• _Items_:
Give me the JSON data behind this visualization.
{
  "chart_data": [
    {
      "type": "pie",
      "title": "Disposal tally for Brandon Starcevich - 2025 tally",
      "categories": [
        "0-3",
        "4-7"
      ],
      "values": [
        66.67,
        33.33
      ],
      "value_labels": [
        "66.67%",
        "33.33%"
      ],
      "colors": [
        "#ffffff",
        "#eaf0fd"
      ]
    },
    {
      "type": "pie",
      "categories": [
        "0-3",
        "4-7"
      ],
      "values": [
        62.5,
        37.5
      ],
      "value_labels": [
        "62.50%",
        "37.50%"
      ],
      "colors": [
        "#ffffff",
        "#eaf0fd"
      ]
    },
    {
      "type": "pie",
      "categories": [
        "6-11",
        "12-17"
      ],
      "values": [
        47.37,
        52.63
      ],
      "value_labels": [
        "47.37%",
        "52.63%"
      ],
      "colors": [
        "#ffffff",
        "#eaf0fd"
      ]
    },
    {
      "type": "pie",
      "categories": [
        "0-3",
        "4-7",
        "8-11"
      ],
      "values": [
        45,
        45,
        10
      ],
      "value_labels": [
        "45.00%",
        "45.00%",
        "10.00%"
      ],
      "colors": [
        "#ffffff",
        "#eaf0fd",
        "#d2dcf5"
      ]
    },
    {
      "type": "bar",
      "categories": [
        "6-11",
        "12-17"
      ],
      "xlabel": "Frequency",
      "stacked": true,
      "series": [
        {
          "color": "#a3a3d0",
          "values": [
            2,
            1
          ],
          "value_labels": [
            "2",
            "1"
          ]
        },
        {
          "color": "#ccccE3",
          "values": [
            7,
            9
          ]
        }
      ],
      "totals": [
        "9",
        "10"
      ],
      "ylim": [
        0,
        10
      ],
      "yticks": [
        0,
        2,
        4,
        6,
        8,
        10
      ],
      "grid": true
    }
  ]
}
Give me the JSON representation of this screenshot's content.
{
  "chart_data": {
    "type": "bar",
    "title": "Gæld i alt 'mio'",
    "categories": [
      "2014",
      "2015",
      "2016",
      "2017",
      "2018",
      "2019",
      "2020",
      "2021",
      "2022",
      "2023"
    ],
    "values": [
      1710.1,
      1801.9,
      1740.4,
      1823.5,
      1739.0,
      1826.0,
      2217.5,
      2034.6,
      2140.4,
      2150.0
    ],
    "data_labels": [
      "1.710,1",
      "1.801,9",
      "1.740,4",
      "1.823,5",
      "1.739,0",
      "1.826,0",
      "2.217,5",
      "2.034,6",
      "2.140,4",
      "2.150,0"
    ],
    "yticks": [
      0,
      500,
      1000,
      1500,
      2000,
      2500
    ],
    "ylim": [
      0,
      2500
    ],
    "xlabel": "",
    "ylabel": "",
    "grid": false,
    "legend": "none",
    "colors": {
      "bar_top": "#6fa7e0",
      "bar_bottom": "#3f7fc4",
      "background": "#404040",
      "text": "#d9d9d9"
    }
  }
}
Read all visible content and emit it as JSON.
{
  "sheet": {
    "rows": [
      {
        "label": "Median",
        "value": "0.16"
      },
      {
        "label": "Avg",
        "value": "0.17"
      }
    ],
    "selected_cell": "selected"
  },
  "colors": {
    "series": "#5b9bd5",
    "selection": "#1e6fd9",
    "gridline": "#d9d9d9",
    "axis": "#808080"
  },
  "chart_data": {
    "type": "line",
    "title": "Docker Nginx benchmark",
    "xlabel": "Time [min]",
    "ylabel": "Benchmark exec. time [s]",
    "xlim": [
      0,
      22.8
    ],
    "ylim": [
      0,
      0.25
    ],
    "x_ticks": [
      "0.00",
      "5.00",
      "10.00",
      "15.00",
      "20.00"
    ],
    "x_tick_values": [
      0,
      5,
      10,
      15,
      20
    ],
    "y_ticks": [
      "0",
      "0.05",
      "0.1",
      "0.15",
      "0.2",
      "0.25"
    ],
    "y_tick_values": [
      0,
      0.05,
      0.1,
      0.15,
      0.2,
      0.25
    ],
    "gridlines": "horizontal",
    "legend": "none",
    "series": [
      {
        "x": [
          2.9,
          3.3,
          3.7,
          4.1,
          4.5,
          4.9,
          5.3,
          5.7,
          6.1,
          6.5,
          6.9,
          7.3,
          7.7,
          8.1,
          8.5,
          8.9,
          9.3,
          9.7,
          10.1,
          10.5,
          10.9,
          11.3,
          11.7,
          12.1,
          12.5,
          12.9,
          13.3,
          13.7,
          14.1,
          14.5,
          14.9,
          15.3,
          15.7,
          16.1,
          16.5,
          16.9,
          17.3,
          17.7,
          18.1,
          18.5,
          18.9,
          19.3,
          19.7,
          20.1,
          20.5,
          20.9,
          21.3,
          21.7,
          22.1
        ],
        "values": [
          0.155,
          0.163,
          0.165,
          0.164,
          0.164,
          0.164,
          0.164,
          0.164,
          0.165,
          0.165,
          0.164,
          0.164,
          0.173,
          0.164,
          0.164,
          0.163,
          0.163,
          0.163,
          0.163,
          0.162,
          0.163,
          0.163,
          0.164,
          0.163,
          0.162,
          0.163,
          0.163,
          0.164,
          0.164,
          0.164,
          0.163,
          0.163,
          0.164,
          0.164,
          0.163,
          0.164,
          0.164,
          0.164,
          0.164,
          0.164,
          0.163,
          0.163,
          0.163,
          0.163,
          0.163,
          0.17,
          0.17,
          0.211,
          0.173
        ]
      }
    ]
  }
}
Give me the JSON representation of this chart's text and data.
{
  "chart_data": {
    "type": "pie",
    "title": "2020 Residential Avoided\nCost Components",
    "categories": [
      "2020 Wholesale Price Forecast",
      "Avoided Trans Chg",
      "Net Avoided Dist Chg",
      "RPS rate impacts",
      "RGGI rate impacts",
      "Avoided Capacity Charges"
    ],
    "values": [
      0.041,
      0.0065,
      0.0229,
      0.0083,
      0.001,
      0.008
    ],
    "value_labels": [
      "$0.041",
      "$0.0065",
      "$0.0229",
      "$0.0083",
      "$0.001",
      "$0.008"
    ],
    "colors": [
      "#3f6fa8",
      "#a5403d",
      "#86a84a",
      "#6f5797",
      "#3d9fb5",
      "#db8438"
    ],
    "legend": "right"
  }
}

• _Problem to work on_:
Write the material out exactly, with nothing left out.

• _Problem solution_:
Give me the JSON data behind this visualization.
{
  "chart_data": [
    {
      "type": "pie",
      "title": "Disposal tally for Brandon Starcevich - 2025 tally",
      "categories": [
        "0-3",
        "4-7"
      ],
      "values": [
        66.67,
        33.33
      ],
      "value_labels": [
        "66.67%",
        "33.33%"
      ],
      "colors": [
        "#ffffff",
        "#eaf0fd"
      ]
    },
    {
      "type": "pie",
      "categories": [
        "0-3",
        "4-7"
      ],
      "values": [
        62.5,
        37.5
      ],
      "value_labels": [
        "62.50%",
        "37.50%"
      ],
      "colors": [
        "#ffffff",
        "#eaf0fd"
      ]
    },
    {
      "type": "pie",
      "categories": [
        "6-11",
        "12-17"
      ],
      "values": [
        47.37,
        52.63
      ],
      "value_labels": [
        "47.37%",
        "52.63%"
      ],
      "colors": [
        "#ffffff",
        "#eaf0fd"
      ]
    },
    {
      "type": "pie",
      "categories": [
        "0-3",
        "4-7",
        "8-11"
      ],
      "values": [
        45,
        45,
        10
      ],
      "value_labels": [
        "45.00%",
        "45.00%",
        "10.00%"
      ],
      "colors": [
        "#ffffff",
        "#eaf0fd",
        "#d2dcf5"
      ]
    },
    {
      "type": "bar",
      "categories": [
        "6-11",
        "12-17"
      ],
      "xlabel": "Frequency",
      "stacked": true,
      "series": [
        {
          "color": "#a3a3d0",
          "values": [
            2,
            1
          ],
          "value_labels": [
            "2",
            "1"
          ]
        },
        {
          "color": "#ccccE3",
          "values": [
            7,
            9
          ]
        }
      ],
      "totals": [
        "9",
        "10"
      ],
      "ylim": [
        0,
        10
      ],
      "yticks": [
        0,
        2,
        4,
        6,
        8,
        10
      ],
      "grid": true
    }
  ]
}
Give me the JSON representation of this screenshot's content.
{
  "chart_data": {
    "type": "bar",
    "title": "Gæld i alt 'mio'",
    "categories": [
      "2014",
      "2015",
      "2016",
      "2017",
      "2018",
      "2019",
      "2020",
      "2021",
      "2022",
      "2023"
    ],
    "values": [
      1710.1,
      1801.9,
      1740.4,
      1823.5,
      1739.0,
      1826.0,
      2217.5,
      2034.6,
      2140.4,
      2150.0
    ],
    "data_labels": [
      "1.710,1",
      "1.801,9",
      "1.740,4",
      "1.823,5",
      "1.739,0",
      "1.826,0",
      "2.217,5",
      "2.034,6",
      "2.140,4",
      "2.150,0"
    ],
    "yticks": [
      0,
      500,
      1000,
      1500,
      2000,
      2500
    ],
    "ylim": [
      0,
      2500
    ],
    "xlabel": "",
    "ylabel": "",
    "grid": false,
    "legend": "none",
    "colors": {
      "bar_top": "#6fa7e0",
      "bar_bottom": "#3f7fc4",
      "background": "#404040",
      "text": "#d9d9d9"
    }
  }
}
Read all visible content and emit it as JSON.
{
  "sheet": {
    "rows": [
      {
        "label": "Median",
        "value": "0.16"
      },
      {
        "label": "Avg",
        "value": "0.17"
      }
    ],
    "selected_cell": "selected"
  },
  "colors": {
    "series": "#5b9bd5",
    "selection": "#1e6fd9",
    "gridline": "#d9d9d9",
    "axis": "#808080"
  },
  "chart_data": {
    "type": "line",
    "title": "Docker Nginx benchmark",
    "xlabel": "Time [min]",
    "ylabel": "Benchmark exec. time [s]",
    "xlim": [
      0,
      22.8
    ],
    "ylim": [
      0,
      0.25
    ],
    "x_ticks": [
      "0.00",
      "5.00",
      "10.00",
      "15.00",
      "20.00"
    ],
    "x_tick_values": [
      0,
      5,
      10,
      15,
      20
    ],
    "y_ticks": [
      "0",
      "0.05",
      "0.1",
      "0.15",
      "0.2",
      "0.25"
    ],
    "y_tick_values": [
      0,
      0.05,
      0.1,
      0.15,
      0.2,
      0.25
    ],
    "gridlines": "horizontal",
    "legend": "none",
    "series": [
      {
        "x": [
          2.9,
          3.3,
          3.7,
          4.1,
          4.5,
          4.9,
          5.3,
          5.7,
          6.1,
          6.5,
          6.9,
          7.3,
          7.7,
          8.1,
          8.5,
          8.9,
          9.3,
          9.7,
          10.1,
          10.5,
          10.9,
          11.3,
          11.7,
          12.1,
          12.5,
          12.9,
          13.3,
          13.7,
          14.1,
          14.5,
          14.9,
          15.3,
          15.7,
          16.1,
          16.5,
          16.9,
          17.3,
          17.7,
          18.1,
          18.5,
          18.9,
          19.3,
          19.7,
          20.1,
          20.5,
          20.9,
          21.3,
          21.7,
          22.1
        ],
        "values": [
          0.155,
          0.163,
          0.165,
          0.164,
          0.164,
          0.164,
          0.164,
          0.164,
          0.165,
          0.165,
          0.164,
          0.164,
          0.173,
          0.164,
          0.164,
          0.163,
          0.163,
          0.163,
          0.163,
          0.162,
          0.163,
          0.163,
          0.164,
          0.163,
          0.162,
          0.163,
          0.163,
          0.164,
          0.164,
          0.164,
          0.163,
          0.163,
          0.164,
          0.164,
          0.163,
          0.164,
          0.164,
          0.164,
          0.164,
          0.164,
          0.163,
          0.163,
          0.163,
          0.163,
          0.163,
          0.17,
          0.17,
          0.211,
          0.173
        ]
      }
    ]
  }
}
Give me the JSON representation of this chart's text and data.
{
  "chart_data": {
    "type": "pie",
    "title": "2020 Residential Avoided\nCost Components",
    "categories": [
      "2020 Wholesale Price Forecast",
      "Avoided Trans Chg",
      "Net Avoided Dist Chg",
      "RPS rate impacts",
      "RGGI rate impacts",
      "Avoided Capacity Charges"
    ],
    "values": [
      0.041,
      0.0065,
      0.0229,
      0.0083,
      0.001,
      0.008
    ],
    "value_labels": [
      "$0.041",
      "$0.0065",
      "$0.0229",
      "$0.0083",
      "$0.001",
      "$0.008"
    ],
    "colors": [
      "#3f6fa8",
      "#a5403d",
      "#86a84a",
      "#6f5797",
      "#3d9fb5",
      "#db8438"
    ],
    "legend": "right"
  }
}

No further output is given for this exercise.